■ **Task to carry out**:
Determine how many lines contain the string "text". Reply with that figure and nothing else.

■ **Working data**:
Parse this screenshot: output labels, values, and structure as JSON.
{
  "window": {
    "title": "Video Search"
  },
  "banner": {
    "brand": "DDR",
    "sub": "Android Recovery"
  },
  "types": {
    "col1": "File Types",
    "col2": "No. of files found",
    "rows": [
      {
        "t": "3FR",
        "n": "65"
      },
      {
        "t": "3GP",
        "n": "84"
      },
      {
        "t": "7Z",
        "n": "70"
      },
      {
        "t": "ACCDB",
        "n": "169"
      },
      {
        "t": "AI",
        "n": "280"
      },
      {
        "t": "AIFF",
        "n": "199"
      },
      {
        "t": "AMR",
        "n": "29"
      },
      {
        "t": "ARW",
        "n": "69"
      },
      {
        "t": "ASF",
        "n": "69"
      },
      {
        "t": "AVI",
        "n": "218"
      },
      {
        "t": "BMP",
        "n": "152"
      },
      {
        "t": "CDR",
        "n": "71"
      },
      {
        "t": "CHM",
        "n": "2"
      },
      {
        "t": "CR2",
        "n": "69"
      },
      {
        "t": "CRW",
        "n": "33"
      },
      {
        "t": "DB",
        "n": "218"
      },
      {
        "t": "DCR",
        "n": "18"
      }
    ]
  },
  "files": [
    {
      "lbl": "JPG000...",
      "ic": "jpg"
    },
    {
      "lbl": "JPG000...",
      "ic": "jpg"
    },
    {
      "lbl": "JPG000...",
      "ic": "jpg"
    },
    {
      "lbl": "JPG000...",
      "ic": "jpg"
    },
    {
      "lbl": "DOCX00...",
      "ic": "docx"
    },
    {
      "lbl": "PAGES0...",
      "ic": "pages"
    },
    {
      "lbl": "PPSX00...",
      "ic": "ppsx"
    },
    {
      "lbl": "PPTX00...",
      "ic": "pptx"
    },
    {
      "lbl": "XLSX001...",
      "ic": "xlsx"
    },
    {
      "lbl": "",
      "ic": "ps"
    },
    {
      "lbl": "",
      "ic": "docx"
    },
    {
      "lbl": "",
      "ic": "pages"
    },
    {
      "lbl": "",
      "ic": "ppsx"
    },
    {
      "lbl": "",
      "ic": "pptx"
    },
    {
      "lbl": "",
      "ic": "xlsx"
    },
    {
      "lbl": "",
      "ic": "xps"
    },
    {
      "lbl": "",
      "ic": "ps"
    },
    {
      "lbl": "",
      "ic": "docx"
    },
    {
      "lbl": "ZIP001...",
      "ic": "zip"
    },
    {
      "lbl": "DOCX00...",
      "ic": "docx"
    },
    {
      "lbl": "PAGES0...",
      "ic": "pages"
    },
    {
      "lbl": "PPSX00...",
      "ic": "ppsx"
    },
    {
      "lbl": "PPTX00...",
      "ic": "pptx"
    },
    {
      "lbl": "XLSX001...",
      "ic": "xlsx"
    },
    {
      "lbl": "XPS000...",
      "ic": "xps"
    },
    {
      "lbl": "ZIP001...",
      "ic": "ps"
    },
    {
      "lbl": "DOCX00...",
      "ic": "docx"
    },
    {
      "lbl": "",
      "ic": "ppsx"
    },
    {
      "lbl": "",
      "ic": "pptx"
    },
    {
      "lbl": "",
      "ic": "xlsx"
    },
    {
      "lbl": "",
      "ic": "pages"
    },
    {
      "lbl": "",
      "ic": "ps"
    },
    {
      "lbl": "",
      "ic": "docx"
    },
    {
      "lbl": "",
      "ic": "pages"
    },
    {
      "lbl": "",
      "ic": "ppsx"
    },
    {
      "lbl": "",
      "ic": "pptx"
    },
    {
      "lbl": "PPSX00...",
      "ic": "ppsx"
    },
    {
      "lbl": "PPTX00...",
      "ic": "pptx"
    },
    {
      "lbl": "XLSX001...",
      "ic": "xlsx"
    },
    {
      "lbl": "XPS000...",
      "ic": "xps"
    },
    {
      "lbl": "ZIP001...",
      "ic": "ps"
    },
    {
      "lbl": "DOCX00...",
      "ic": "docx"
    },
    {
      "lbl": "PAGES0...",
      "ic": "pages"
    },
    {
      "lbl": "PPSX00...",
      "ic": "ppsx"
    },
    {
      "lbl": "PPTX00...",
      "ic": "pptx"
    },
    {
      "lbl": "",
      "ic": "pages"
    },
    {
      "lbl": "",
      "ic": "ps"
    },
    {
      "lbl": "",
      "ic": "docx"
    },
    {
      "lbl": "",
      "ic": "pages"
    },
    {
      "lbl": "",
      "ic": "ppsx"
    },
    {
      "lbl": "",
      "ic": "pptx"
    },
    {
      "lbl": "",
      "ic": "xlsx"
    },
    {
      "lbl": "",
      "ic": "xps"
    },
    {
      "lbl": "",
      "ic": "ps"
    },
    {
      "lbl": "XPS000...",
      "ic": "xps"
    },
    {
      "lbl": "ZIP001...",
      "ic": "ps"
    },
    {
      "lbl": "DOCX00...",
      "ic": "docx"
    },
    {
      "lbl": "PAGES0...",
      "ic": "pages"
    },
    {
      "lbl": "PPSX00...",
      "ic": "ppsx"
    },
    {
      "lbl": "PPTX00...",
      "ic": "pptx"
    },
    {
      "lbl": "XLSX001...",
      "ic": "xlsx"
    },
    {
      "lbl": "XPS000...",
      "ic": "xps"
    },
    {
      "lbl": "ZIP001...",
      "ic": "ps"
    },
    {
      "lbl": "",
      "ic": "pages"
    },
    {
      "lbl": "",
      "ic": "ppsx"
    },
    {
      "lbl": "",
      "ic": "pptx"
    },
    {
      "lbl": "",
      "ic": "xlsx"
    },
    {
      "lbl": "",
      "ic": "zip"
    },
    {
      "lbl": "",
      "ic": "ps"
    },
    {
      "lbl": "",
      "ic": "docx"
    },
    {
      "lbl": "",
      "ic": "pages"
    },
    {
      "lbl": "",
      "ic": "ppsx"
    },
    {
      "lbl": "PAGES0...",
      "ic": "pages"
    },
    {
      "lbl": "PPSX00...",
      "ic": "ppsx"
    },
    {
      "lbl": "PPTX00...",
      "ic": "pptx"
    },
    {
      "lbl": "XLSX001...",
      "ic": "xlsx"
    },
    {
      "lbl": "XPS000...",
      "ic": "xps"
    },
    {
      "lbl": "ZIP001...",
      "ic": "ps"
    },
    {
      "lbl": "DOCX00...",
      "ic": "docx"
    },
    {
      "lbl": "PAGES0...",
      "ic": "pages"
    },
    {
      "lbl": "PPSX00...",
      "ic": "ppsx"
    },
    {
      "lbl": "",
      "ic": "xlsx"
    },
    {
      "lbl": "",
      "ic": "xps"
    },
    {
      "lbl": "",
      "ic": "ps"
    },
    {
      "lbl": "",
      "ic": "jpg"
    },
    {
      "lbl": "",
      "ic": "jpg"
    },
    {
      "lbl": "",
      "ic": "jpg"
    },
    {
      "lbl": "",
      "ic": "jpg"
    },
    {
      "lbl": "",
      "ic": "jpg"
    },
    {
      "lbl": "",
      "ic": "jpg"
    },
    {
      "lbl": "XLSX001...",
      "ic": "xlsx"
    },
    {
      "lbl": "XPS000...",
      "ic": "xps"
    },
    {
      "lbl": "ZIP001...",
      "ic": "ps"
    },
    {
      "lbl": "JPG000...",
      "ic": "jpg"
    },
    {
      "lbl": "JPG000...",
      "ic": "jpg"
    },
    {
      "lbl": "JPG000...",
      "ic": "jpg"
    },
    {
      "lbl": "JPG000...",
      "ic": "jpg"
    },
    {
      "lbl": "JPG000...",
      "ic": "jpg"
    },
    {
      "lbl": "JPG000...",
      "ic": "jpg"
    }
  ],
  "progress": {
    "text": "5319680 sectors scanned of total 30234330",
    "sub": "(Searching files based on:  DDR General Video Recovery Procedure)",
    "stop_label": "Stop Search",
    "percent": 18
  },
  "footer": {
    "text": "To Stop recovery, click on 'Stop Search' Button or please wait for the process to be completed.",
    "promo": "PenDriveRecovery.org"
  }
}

■ **Solved exercise**:
2